**Required work:** Select from the records below every line that has the word "ngày" in it.
───── Dataset rows ─────
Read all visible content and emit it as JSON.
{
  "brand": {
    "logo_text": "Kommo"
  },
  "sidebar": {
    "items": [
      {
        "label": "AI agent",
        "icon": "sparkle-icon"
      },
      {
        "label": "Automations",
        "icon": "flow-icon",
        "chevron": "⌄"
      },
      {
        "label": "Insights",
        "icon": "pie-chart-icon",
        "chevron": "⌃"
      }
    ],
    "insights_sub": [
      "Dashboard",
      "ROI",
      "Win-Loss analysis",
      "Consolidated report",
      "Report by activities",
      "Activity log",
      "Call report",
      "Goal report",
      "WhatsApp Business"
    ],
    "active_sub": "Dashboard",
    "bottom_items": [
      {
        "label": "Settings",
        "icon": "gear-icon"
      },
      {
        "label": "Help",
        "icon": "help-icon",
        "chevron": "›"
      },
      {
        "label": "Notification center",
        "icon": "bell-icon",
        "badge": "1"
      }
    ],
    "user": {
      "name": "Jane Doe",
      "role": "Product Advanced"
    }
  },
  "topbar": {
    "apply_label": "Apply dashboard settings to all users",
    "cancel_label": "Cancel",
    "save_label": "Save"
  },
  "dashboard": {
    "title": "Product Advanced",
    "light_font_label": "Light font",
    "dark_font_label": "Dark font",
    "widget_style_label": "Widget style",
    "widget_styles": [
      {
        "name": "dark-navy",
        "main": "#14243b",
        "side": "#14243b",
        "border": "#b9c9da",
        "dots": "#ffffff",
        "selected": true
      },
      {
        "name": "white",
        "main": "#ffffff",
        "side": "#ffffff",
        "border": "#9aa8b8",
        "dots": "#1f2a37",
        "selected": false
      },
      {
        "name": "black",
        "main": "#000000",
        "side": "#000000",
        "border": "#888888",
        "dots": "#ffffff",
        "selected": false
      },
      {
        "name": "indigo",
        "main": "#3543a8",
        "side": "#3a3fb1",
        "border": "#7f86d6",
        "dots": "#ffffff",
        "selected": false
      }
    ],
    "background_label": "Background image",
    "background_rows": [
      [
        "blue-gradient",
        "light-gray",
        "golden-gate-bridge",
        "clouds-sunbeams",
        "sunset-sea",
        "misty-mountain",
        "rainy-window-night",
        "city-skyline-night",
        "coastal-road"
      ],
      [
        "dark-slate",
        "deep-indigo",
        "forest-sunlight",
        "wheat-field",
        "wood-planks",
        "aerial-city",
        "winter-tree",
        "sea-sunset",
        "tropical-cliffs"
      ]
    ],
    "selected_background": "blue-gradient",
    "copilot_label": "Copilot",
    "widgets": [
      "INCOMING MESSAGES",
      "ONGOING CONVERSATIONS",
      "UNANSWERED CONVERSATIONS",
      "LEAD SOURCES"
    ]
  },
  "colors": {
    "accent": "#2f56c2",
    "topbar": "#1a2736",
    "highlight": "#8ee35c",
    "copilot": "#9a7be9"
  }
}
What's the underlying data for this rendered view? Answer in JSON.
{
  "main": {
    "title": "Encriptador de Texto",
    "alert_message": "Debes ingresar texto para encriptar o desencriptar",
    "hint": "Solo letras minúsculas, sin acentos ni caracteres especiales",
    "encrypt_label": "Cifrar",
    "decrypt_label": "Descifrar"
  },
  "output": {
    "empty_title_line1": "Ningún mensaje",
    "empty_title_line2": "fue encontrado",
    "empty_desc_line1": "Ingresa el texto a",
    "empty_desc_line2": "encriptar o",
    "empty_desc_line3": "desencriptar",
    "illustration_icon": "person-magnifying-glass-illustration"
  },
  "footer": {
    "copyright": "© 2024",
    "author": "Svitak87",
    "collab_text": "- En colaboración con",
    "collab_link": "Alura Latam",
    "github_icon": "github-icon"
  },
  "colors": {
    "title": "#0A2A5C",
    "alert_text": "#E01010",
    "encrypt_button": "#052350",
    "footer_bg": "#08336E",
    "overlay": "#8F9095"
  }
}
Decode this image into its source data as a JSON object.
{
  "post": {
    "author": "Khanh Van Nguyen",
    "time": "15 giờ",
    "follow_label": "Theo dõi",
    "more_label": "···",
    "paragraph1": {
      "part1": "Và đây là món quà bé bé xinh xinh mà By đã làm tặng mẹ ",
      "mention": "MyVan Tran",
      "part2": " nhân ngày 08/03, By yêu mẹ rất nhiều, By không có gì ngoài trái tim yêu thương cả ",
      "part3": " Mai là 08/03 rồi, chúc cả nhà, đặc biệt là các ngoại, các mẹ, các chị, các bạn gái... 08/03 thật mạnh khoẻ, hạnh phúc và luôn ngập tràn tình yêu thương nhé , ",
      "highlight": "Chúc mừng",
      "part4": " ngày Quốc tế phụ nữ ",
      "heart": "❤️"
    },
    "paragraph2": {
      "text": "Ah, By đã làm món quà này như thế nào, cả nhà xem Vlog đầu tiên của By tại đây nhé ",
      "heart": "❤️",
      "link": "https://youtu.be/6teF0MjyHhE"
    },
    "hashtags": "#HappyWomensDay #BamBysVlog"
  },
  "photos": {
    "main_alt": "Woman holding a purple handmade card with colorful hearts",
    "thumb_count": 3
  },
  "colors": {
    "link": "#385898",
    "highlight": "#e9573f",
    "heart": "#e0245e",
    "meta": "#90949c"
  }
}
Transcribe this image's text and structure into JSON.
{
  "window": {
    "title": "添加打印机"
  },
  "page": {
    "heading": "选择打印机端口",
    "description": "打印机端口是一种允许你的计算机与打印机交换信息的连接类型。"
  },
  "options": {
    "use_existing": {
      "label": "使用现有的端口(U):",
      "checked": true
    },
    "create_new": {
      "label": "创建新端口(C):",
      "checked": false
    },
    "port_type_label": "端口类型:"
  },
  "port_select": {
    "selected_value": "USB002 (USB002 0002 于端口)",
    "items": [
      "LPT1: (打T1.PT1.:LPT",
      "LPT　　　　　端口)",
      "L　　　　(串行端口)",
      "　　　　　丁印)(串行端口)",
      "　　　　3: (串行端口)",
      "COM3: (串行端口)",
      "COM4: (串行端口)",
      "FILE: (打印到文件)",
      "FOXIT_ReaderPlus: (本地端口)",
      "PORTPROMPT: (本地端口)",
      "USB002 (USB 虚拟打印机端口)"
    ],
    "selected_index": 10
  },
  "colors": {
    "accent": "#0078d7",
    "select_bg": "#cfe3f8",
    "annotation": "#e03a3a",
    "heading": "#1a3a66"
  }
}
─────
**Exercise output:**
      "part2": " nhân ngày 08/03, By yêu mẹ rất nhiều, By không có gì ngoài trái tim yêu thương cả ",
      "part4": " ngày Quốc tế phụ nữ ",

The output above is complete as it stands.